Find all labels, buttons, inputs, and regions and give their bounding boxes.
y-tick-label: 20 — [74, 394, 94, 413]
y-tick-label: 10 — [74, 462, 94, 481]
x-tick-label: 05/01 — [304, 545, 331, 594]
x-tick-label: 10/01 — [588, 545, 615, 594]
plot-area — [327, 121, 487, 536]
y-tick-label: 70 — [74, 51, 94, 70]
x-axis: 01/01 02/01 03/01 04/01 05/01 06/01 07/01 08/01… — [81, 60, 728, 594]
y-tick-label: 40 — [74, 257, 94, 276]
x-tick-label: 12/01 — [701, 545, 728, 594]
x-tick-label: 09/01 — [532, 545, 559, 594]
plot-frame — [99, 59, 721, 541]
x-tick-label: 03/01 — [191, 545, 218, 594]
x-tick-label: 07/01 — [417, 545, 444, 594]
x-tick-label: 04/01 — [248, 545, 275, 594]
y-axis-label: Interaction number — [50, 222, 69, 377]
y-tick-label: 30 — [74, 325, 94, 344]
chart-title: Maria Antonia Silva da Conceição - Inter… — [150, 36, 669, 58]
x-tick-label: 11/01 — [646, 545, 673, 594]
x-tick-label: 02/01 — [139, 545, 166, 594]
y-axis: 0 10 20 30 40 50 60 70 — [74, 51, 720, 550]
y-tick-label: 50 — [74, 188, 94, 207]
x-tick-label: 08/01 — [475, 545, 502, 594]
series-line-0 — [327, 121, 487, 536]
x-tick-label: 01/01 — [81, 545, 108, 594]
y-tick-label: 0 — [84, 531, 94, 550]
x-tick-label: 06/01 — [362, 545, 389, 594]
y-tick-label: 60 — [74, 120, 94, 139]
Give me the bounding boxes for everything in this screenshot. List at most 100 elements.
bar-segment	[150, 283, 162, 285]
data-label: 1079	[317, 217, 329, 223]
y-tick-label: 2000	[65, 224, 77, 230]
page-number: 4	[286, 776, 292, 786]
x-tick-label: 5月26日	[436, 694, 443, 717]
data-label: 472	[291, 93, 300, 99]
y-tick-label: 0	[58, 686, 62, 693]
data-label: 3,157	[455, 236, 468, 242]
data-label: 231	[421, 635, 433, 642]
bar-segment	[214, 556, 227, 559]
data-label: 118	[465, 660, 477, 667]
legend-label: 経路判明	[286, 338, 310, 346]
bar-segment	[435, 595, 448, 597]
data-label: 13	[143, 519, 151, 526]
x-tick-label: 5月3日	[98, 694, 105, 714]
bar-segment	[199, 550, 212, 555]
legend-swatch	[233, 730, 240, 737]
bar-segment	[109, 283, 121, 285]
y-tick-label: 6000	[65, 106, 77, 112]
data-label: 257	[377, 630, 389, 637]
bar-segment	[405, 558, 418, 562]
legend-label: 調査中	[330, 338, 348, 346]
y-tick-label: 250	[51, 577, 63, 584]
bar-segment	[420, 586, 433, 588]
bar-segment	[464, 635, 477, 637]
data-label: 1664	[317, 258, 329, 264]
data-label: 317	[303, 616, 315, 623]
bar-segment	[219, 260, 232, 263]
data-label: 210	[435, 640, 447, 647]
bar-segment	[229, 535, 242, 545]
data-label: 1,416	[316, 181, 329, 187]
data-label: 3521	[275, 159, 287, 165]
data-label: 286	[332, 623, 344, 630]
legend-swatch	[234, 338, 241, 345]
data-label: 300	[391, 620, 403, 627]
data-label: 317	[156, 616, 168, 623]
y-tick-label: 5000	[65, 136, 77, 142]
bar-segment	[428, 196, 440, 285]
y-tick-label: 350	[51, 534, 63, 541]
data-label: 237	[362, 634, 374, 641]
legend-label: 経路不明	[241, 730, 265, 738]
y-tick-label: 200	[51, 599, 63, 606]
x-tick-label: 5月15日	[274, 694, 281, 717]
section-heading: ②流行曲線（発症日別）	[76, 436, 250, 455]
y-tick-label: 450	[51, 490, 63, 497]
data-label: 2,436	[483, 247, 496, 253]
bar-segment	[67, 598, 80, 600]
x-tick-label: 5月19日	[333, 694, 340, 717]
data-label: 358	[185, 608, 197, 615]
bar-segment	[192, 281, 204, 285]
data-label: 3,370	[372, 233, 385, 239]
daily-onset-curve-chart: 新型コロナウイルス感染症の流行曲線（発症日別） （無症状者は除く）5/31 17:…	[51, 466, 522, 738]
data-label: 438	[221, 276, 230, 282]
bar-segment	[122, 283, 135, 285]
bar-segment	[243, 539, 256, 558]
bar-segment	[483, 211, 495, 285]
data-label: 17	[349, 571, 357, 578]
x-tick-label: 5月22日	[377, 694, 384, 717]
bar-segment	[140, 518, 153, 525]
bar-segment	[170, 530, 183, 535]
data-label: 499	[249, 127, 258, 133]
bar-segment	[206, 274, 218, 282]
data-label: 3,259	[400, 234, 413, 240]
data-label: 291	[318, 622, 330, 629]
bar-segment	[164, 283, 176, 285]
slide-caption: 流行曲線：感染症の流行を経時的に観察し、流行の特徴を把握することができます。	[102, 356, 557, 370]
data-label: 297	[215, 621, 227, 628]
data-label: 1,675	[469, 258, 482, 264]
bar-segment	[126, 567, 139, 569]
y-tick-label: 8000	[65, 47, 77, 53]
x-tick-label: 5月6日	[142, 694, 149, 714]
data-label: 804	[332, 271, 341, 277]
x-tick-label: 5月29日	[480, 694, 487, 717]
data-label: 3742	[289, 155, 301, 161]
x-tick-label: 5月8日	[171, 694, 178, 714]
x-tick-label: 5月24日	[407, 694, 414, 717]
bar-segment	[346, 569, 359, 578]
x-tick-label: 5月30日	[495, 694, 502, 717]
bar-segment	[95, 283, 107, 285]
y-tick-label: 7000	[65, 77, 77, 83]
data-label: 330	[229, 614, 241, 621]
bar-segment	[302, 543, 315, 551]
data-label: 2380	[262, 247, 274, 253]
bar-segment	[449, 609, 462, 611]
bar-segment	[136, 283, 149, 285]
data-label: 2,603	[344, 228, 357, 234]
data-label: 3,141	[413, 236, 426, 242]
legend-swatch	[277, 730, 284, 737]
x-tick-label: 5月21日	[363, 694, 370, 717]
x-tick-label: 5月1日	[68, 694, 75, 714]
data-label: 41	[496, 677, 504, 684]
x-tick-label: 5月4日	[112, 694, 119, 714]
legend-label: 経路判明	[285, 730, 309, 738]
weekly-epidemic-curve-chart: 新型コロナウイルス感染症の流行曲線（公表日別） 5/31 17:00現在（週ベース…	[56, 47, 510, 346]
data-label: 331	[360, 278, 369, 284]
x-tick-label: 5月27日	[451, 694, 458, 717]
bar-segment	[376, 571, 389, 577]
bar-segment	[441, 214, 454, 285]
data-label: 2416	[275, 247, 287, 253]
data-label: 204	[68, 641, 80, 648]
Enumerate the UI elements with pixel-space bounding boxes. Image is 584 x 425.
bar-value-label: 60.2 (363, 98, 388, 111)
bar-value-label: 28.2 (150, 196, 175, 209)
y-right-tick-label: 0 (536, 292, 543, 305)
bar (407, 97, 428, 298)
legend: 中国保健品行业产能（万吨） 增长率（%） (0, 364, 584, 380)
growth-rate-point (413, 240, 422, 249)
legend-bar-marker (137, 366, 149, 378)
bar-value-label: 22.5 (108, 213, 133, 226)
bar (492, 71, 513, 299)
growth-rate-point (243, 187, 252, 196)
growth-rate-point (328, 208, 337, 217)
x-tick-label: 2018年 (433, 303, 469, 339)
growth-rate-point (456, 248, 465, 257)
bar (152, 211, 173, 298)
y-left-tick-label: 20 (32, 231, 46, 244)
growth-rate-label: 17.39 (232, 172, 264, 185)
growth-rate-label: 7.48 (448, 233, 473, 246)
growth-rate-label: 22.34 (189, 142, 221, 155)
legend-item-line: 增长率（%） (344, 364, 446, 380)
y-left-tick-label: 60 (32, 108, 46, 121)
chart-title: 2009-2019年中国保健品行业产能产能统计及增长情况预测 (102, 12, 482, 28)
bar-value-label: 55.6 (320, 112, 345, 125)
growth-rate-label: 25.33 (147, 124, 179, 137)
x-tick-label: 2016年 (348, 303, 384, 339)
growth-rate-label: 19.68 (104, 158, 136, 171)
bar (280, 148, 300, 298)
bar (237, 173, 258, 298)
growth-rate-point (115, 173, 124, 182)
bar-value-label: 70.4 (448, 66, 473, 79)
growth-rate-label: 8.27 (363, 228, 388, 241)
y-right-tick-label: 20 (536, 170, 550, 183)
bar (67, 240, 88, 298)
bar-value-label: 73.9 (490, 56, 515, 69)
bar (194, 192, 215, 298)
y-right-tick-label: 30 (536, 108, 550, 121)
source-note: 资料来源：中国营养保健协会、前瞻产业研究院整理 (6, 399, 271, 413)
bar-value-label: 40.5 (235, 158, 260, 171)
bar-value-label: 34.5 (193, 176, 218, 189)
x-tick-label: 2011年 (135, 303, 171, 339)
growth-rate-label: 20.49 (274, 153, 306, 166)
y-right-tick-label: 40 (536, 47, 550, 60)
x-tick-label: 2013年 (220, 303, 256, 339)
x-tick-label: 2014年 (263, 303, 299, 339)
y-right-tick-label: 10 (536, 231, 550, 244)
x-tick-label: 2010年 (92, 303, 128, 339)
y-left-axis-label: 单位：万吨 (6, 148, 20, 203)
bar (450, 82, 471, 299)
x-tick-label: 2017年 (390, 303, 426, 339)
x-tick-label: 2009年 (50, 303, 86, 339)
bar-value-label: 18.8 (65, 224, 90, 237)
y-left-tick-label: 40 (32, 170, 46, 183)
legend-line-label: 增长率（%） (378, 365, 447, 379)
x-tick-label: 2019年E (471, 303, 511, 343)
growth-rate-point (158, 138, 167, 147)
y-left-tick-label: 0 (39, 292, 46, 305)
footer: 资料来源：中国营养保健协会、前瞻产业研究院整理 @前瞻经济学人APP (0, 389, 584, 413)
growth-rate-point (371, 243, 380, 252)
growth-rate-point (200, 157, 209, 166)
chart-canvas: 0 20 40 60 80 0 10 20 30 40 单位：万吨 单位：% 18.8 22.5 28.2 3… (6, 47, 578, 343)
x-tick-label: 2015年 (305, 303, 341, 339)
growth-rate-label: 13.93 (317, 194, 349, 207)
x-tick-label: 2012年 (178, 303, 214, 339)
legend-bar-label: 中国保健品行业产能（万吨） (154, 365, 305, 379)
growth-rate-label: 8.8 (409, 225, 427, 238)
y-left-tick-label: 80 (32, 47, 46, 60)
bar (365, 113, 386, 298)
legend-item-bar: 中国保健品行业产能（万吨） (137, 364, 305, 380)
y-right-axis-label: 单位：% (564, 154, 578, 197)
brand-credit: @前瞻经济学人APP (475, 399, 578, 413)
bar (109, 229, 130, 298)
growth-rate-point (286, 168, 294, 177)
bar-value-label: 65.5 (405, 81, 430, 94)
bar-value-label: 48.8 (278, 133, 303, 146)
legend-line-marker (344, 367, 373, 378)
+++
Task objective:
Could you render everything from the first line of the rows through the line containing "y-tick-label: 70 — [74, 51, 94, 70]", inclusive, as a Markdown table with the columns Number and Line, leaving out blank lines?

Task output:
| Number | Line |
|---|---|
| 1 | Find all labels, buttons, inputs, and regions and give their bounding boxes. |
| 2 | y-tick-label: 20 — [74, 394, 94, 413] |
| 3 | y-tick-label: 10 — [74, 462, 94, 481] |
| 4 | x-tick-label: 05/01 — [304, 545, 331, 594] |
| 5 | x-tick-label: 10/01 — [588, 545, 615, 594] |
| 6 | plot-area — [327, 121, 487, 536] |
| 7 | y-tick-label: 70 — [74, 51, 94, 70] |